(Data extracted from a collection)

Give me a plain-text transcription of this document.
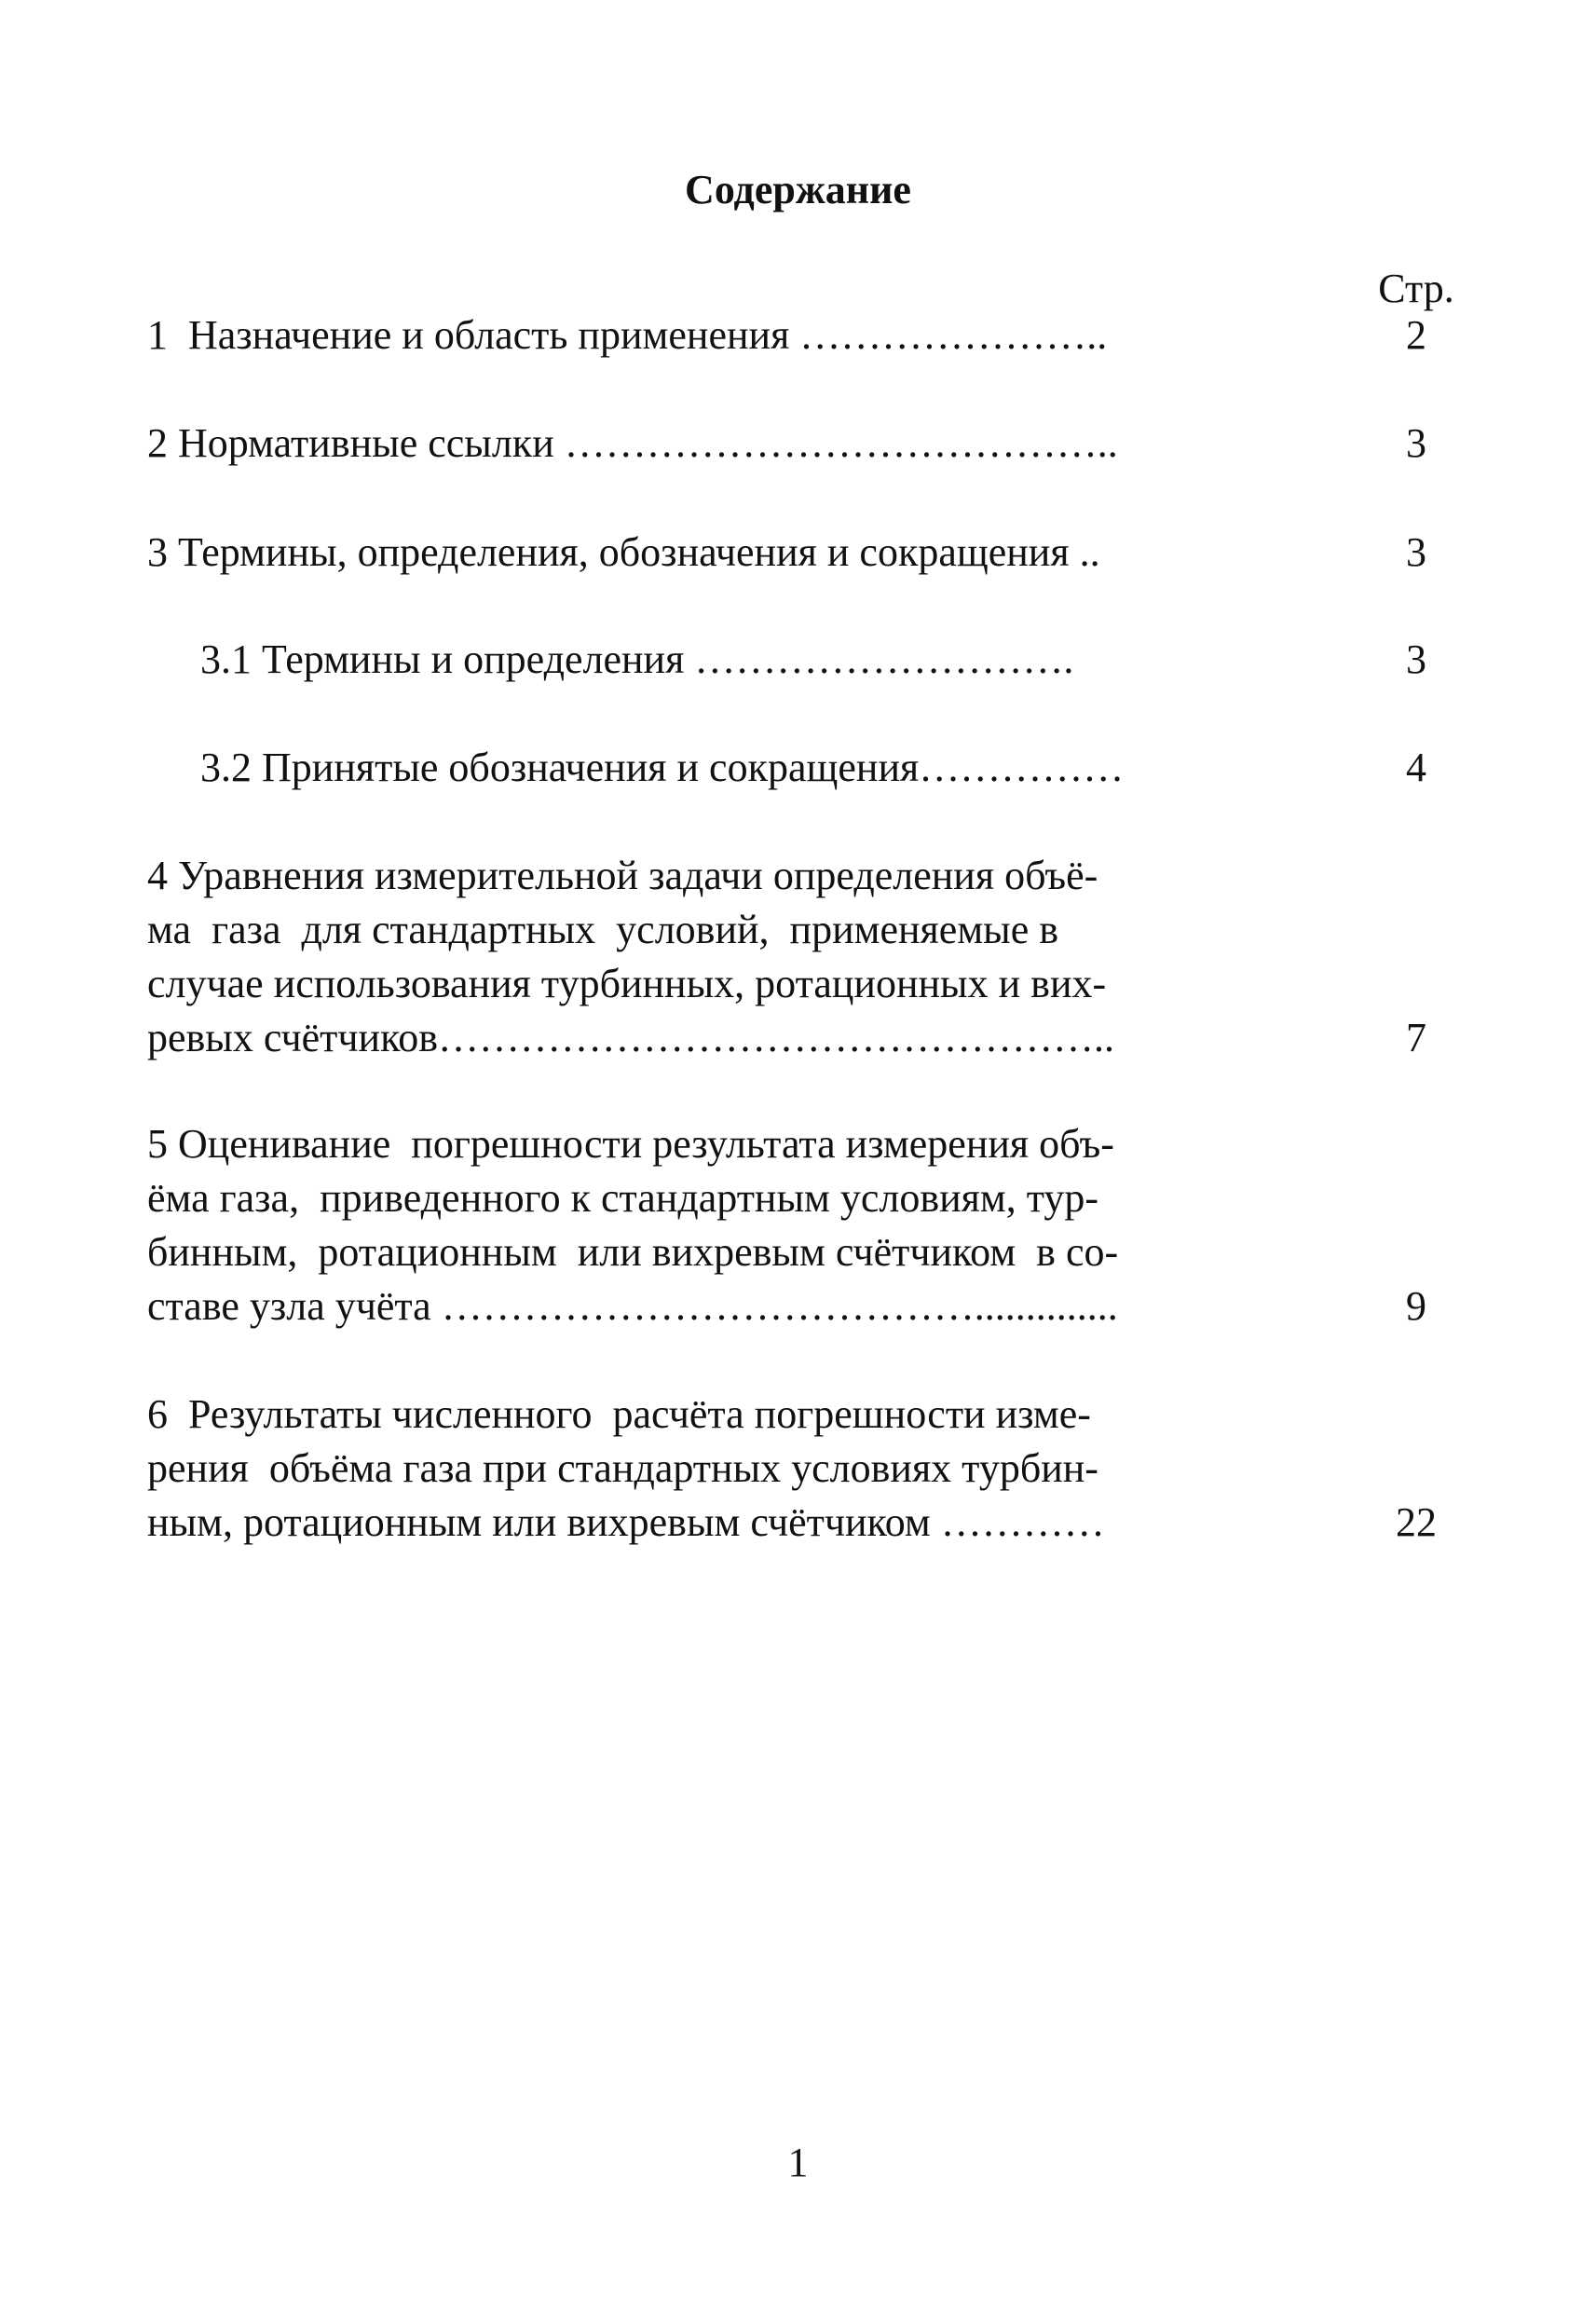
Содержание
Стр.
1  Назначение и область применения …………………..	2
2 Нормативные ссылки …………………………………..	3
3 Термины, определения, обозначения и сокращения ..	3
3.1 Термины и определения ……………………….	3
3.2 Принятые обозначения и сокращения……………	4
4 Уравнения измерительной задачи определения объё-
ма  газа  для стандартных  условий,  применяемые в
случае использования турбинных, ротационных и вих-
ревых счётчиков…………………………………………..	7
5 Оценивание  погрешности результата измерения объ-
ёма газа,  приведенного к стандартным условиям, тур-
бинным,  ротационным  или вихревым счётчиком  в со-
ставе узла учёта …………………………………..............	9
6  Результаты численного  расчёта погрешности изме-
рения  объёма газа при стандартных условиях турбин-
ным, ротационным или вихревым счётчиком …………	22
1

* [What the task requires]
Quote the records in full and exactly; skip any image.

* [Output]
Give me a plain-text transcription of this document.
Содержание
Стр.
1  Назначение и область применения …………………..	2
2 Нормативные ссылки …………………………………..	3
3 Термины, определения, обозначения и сокращения ..	3
3.1 Термины и определения ……………………….	3
3.2 Принятые обозначения и сокращения……………	4
4 Уравнения измерительной задачи определения объё-
ма  газа  для стандартных  условий,  применяемые в
случае использования турбинных, ротационных и вих-
ревых счётчиков…………………………………………..	7
5 Оценивание  погрешности результата измерения объ-
ёма газа,  приведенного к стандартным условиям, тур-
бинным,  ротационным  или вихревым счётчиком  в со-
ставе узла учёта …………………………………..............	9
6  Результаты численного  расчёта погрешности изме-
рения  объёма газа при стандартных условиях турбин-
ным, ротационным или вихревым счётчиком …………	22
1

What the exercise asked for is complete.